Problem. Copy all the entries word for word, but omit the pictures.

::: Provided data :::

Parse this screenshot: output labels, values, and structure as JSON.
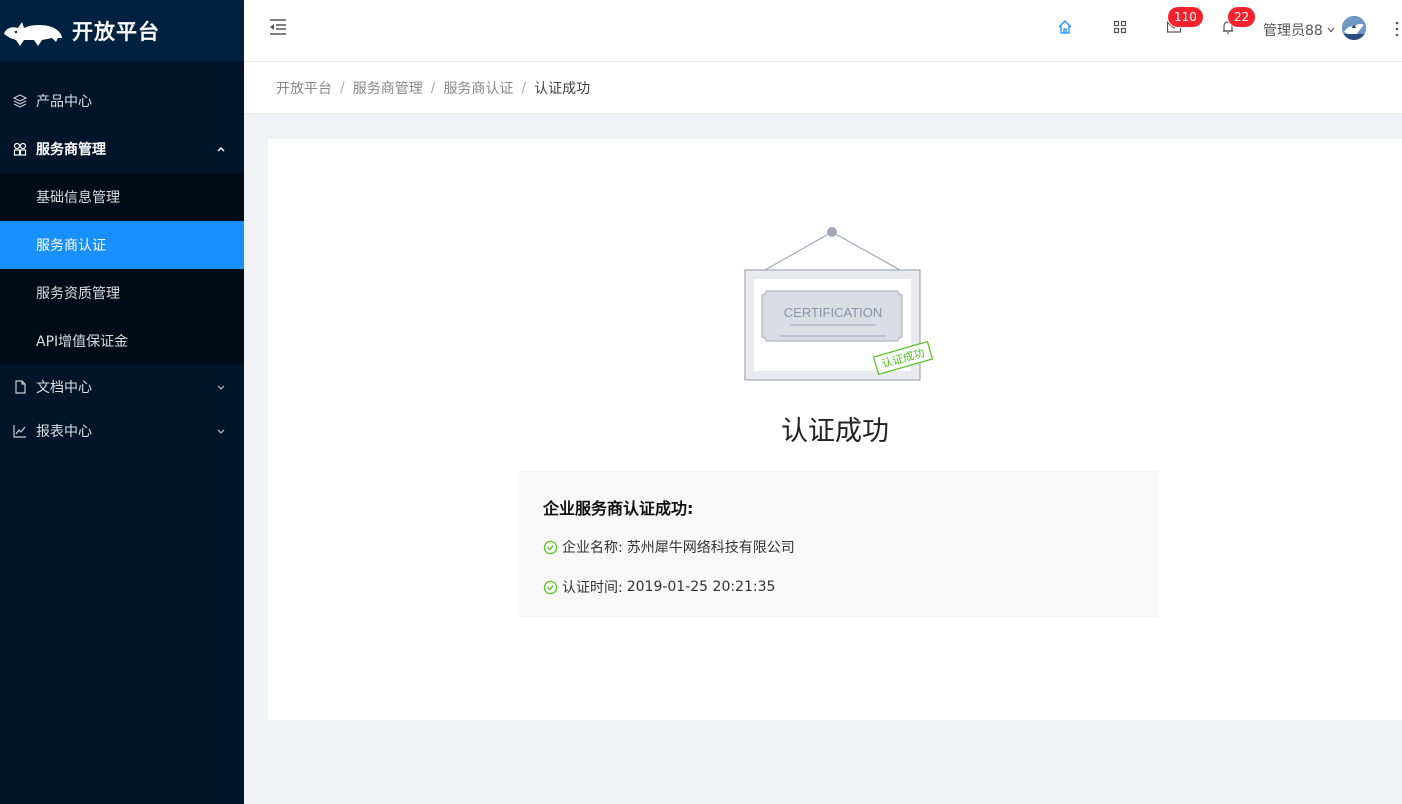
{
  "app": {
    "title": "开放平台"
  },
  "sidebar": {
    "items": [
      {
        "label": "产品中心",
        "icon": "layers-icon"
      },
      {
        "label": "服务商管理",
        "icon": "appstore-icon",
        "open": true,
        "children": [
          {
            "label": "基础信息管理"
          },
          {
            "label": "服务商认证",
            "active": true
          },
          {
            "label": "服务资质管理"
          },
          {
            "label": "API增值保证金"
          }
        ]
      },
      {
        "label": "文档中心",
        "icon": "file-icon"
      },
      {
        "label": "报表中心",
        "icon": "line-chart-icon"
      }
    ]
  },
  "header": {
    "mail_badge": "110",
    "notify_badge": "22",
    "user_name": "管理员88"
  },
  "breadcrumb": [
    "开放平台",
    "服务商管理",
    "服务商认证",
    "认证成功"
  ],
  "breadcrumb_sep": "/",
  "result": {
    "illustration_heading": "CERTIFICATION",
    "stamp_text": "认证成功",
    "title": "认证成功",
    "info_heading": "企业服务商认证成功:",
    "rows": [
      {
        "label": "企业名称:",
        "value": "苏州犀牛网络科技有限公司"
      },
      {
        "label": "认证时间:",
        "value": "2019-01-25 20:21:35"
      }
    ]
  },
  "colors": {
    "sidebar_bg": "#001529",
    "active": "#1890ff",
    "badge": "#f5222d",
    "success": "#52c41a"
  }
}
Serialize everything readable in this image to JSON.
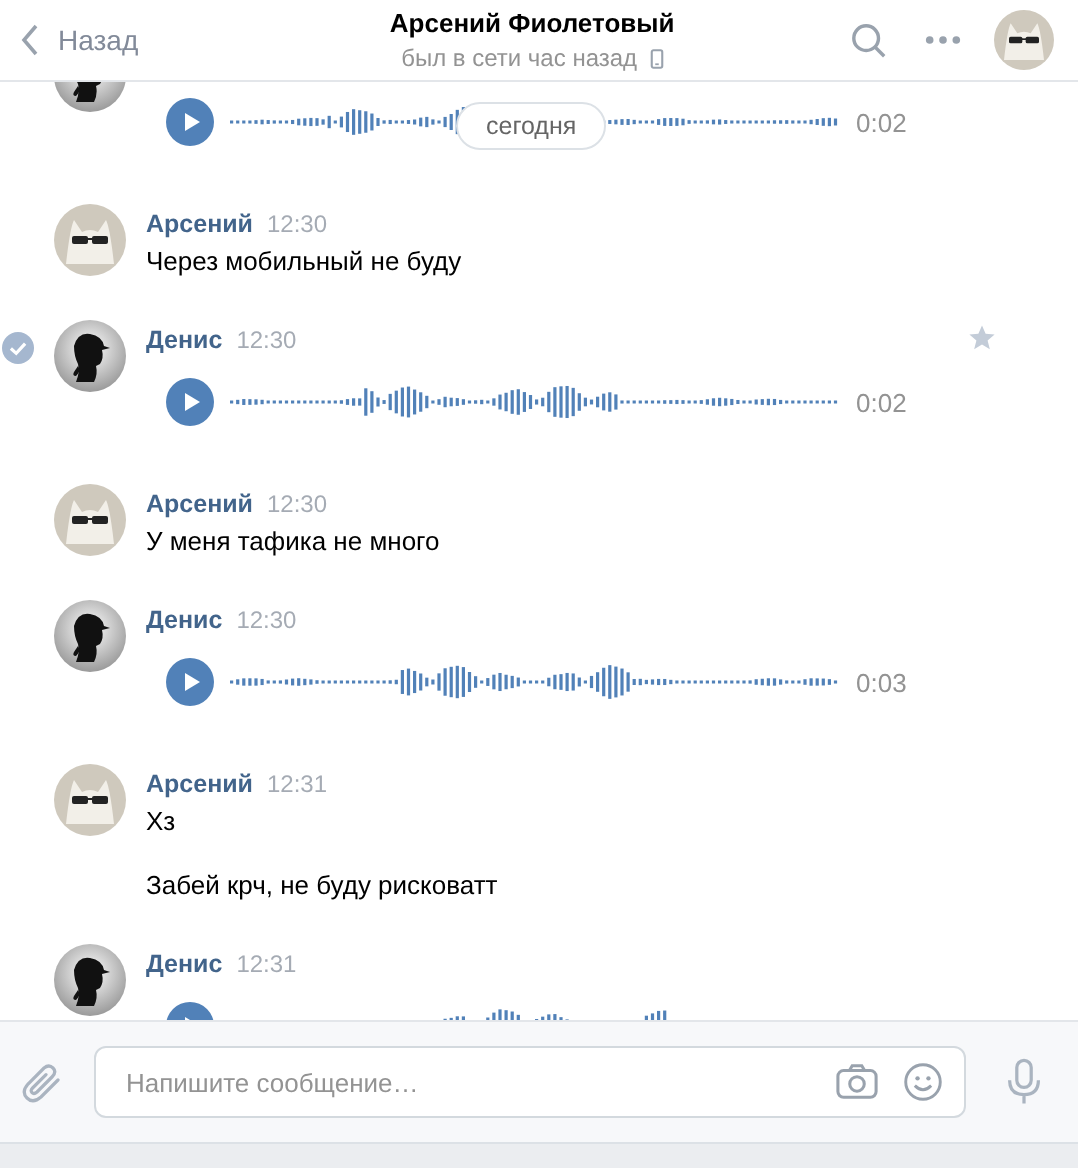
{
  "header": {
    "back": "Назад",
    "title": "Арсений Фиолетовый",
    "status": "был в сети час назад"
  },
  "date_badge": "сегодня",
  "messages": [
    {
      "avatar": {
        "kind": "silhouette"
      },
      "selected": false,
      "items": [
        {
          "kind": "voice",
          "duration": "0:02"
        }
      ]
    },
    {
      "avatar": {
        "kind": "cat"
      },
      "author": "Арсений",
      "time": "12:30",
      "selected": false,
      "items": [
        {
          "kind": "text",
          "text": "Через мобильный не буду"
        }
      ]
    },
    {
      "avatar": {
        "kind": "silhouette"
      },
      "author": "Денис",
      "time": "12:30",
      "selected": true,
      "items": [
        {
          "kind": "voice",
          "duration": "0:02"
        }
      ]
    },
    {
      "avatar": {
        "kind": "cat"
      },
      "author": "Арсений",
      "time": "12:30",
      "selected": false,
      "items": [
        {
          "kind": "text",
          "text": "У меня тафика не много"
        }
      ]
    },
    {
      "avatar": {
        "kind": "silhouette"
      },
      "author": "Денис",
      "time": "12:30",
      "selected": false,
      "items": [
        {
          "kind": "voice",
          "duration": "0:03"
        }
      ]
    },
    {
      "avatar": {
        "kind": "cat"
      },
      "author": "Арсений",
      "time": "12:31",
      "selected": false,
      "items": [
        {
          "kind": "text",
          "text": "Хз"
        },
        {
          "kind": "text",
          "text": "Забей крч, не буду рисковатт"
        }
      ]
    },
    {
      "avatar": {
        "kind": "silhouette"
      },
      "author": "Денис",
      "time": "12:31",
      "selected": false,
      "items": [
        {
          "kind": "voice"
        }
      ]
    }
  ],
  "composer": {
    "placeholder": "Напишите сообщение…"
  }
}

:::

Exercise response.
Parse this screenshot: output labels, values, and structure as JSON.
{
  "app": {
    "title": "开放平台"
  },
  "sidebar": {
    "items": [
      {
        "label": "产品中心",
        "icon": "layers-icon"
      },
      {
        "label": "服务商管理",
        "icon": "appstore-icon",
        "open": true,
        "children": [
          {
            "label": "基础信息管理"
          },
          {
            "label": "服务商认证",
            "active": true
          },
          {
            "label": "服务资质管理"
          },
          {
            "label": "API增值保证金"
          }
        ]
      },
      {
        "label": "文档中心",
        "icon": "file-icon"
      },
      {
        "label": "报表中心",
        "icon": "line-chart-icon"
      }
    ]
  },
  "header": {
    "mail_badge": "110",
    "notify_badge": "22",
    "user_name": "管理员88"
  },
  "breadcrumb": [
    "开放平台",
    "服务商管理",
    "服务商认证",
    "认证成功"
  ],
  "breadcrumb_sep": "/",
  "result": {
    "illustration_heading": "CERTIFICATION",
    "stamp_text": "认证成功",
    "title": "认证成功",
    "info_heading": "企业服务商认证成功:",
    "rows": [
      {
        "label": "企业名称:",
        "value": "苏州犀牛网络科技有限公司"
      },
      {
        "label": "认证时间:",
        "value": "2019-01-25 20:21:35"
      }
    ]
  },
  "colors": {
    "sidebar_bg": "#001529",
    "active": "#1890ff",
    "badge": "#f5222d",
    "success": "#52c41a"
  }
}
Serialize everything readable in this image to JSON.
{
  "header": {
    "back": "Назад",
    "title": "Арсений Фиолетовый",
    "status": "был в сети час назад"
  },
  "date_badge": "сегодня",
  "messages": [
    {
      "avatar": {
        "kind": "silhouette"
      },
      "selected": false,
      "items": [
        {
          "kind": "voice",
          "duration": "0:02"
        }
      ]
    },
    {
      "avatar": {
        "kind": "cat"
      },
      "author": "Арсений",
      "time": "12:30",
      "selected": false,
      "items": [
        {
          "kind": "text",
          "text": "Через мобильный не буду"
        }
      ]
    },
    {
      "avatar": {
        "kind": "silhouette"
      },
      "author": "Денис",
      "time": "12:30",
      "selected": true,
      "items": [
        {
          "kind": "voice",
          "duration": "0:02"
        }
      ]
    },
    {
      "avatar": {
        "kind": "cat"
      },
      "author": "Арсений",
      "time": "12:30",
      "selected": false,
      "items": [
        {
          "kind": "text",
          "text": "У меня тафика не много"
        }
      ]
    },
    {
      "avatar": {
        "kind": "silhouette"
      },
      "author": "Денис",
      "time": "12:30",
      "selected": false,
      "items": [
        {
          "kind": "voice",
          "duration": "0:03"
        }
      ]
    },
    {
      "avatar": {
        "kind": "cat"
      },
      "author": "Арсений",
      "time": "12:31",
      "selected": false,
      "items": [
        {
          "kind": "text",
          "text": "Хз"
        },
        {
          "kind": "text",
          "text": "Забей крч, не буду рисковатт"
        }
      ]
    },
    {
      "avatar": {
        "kind": "silhouette"
      },
      "author": "Денис",
      "time": "12:31",
      "selected": false,
      "items": [
        {
          "kind": "voice"
        }
      ]
    }
  ],
  "composer": {
    "placeholder": "Напишите сообщение…"
  }
}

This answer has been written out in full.